▶ [The exercise] Repeat the data word for word. Do not include the pictures.

______________________________

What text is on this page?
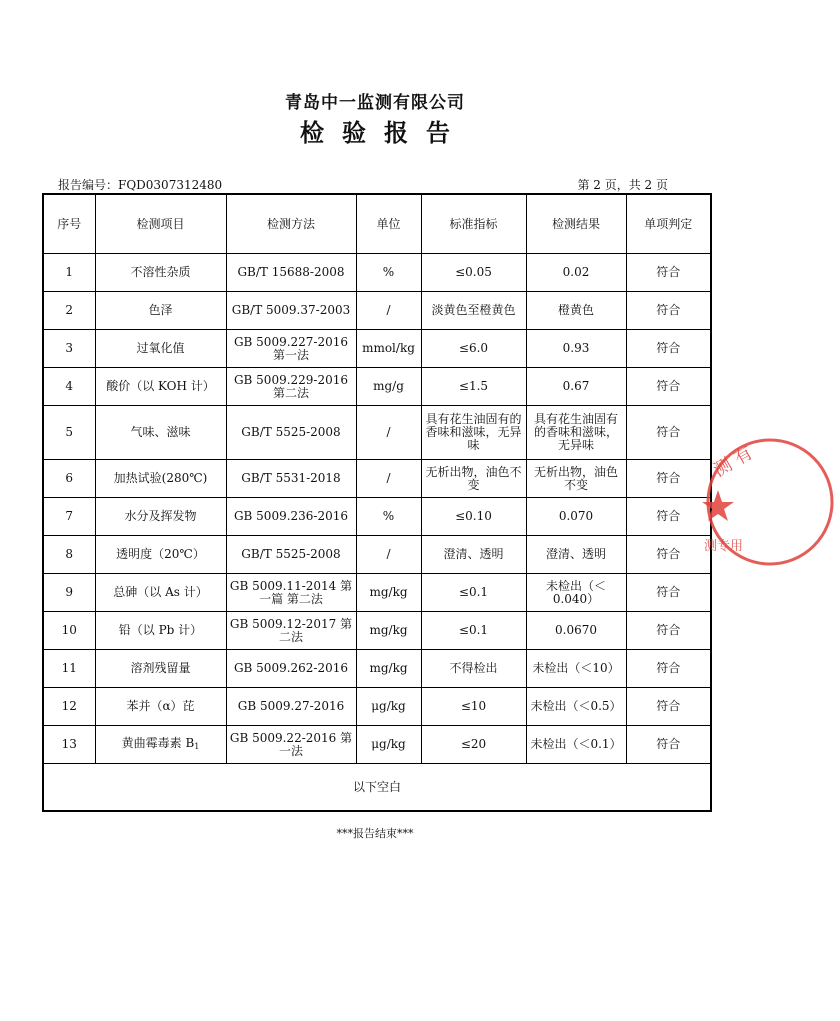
青岛中一监测有限公司
检验报告
报告编号：FQD0307312480	第 2 页，共 2 页
序号	检测项目	检测方法	单位	标准指标	检测结果	单项判定
1	不溶性杂质	GB/T 15688-2008	%	≤0.05	0.02	符合
2	色泽	GB/T 5009.37-2003	/	淡黄色至橙黄色	橙黄色	符合
3	过氧化值	GB 5009.227-2016 第一法	mmol/kg	≤6.0	0.93	符合
4	酸价（以 KOH 计）	GB 5009.229-2016 第二法	mg/g	≤1.5	0.67	符合
5	气味、滋味	GB/T 5525-2008	/	具有花生油固有的香味和滋味，无异味	具有花生油固有的香味和滋味，无异味	符合
6	加热试验(280℃)	GB/T 5531-2018	/	无析出物，油色不变	无析出物，油色不变	符合
7	水分及挥发物	GB 5009.236-2016	%	≤0.10	0.070	符合
8	透明度（20℃）	GB/T 5525-2008	/	澄清、透明	澄清、透明	符合
9	总砷（以 As 计）	GB 5009.11-2014 第一篇 第二法	mg/kg	≤0.1	未检出（＜0.040）	符合
10	铅（以 Pb 计）	GB 5009.12-2017 第二法	mg/kg	≤0.1	0.0670	符合
11	溶剂残留量	GB 5009.262-2016	mg/kg	不得检出	未检出（＜10）	符合
12	苯并（α）芘	GB 5009.27-2016	μg/kg	≤10	未检出（＜0.5）	符合
13	黄曲霉毒素 $B_1$	GB 5009.22-2016 第一法	μg/kg	≤20	未检出（＜0.1）	符合
以下空白						
***报告结束***
测 有
测专用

______________________________

▶ [Exercise solution]
What text is on this page?
青岛中一监测有限公司
检验报告
报告编号：FQD0307312480	第 2 页，共 2 页
序号	检测项目	检测方法	单位	标准指标	检测结果	单项判定
1	不溶性杂质	GB/T 15688-2008	%	≤0.05	0.02	符合
2	色泽	GB/T 5009.37-2003	/	淡黄色至橙黄色	橙黄色	符合
3	过氧化值	GB 5009.227-2016 第一法	mmol/kg	≤6.0	0.93	符合
4	酸价（以 KOH 计）	GB 5009.229-2016 第二法	mg/g	≤1.5	0.67	符合
5	气味、滋味	GB/T 5525-2008	/	具有花生油固有的香味和滋味，无异味	具有花生油固有的香味和滋味，无异味	符合
6	加热试验(280℃)	GB/T 5531-2018	/	无析出物，油色不变	无析出物，油色不变	符合
7	水分及挥发物	GB 5009.236-2016	%	≤0.10	0.070	符合
8	透明度（20℃）	GB/T 5525-2008	/	澄清、透明	澄清、透明	符合
9	总砷（以 As 计）	GB 5009.11-2014 第一篇 第二法	mg/kg	≤0.1	未检出（＜0.040）	符合
10	铅（以 Pb 计）	GB 5009.12-2017 第二法	mg/kg	≤0.1	0.0670	符合
11	溶剂残留量	GB 5009.262-2016	mg/kg	不得检出	未检出（＜10）	符合
12	苯并（α）芘	GB 5009.27-2016	μg/kg	≤10	未检出（＜0.5）	符合
13	黄曲霉毒素 $B_1$	GB 5009.22-2016 第一法	μg/kg	≤20	未检出（＜0.1）	符合
以下空白						
***报告结束***
测 有
测专用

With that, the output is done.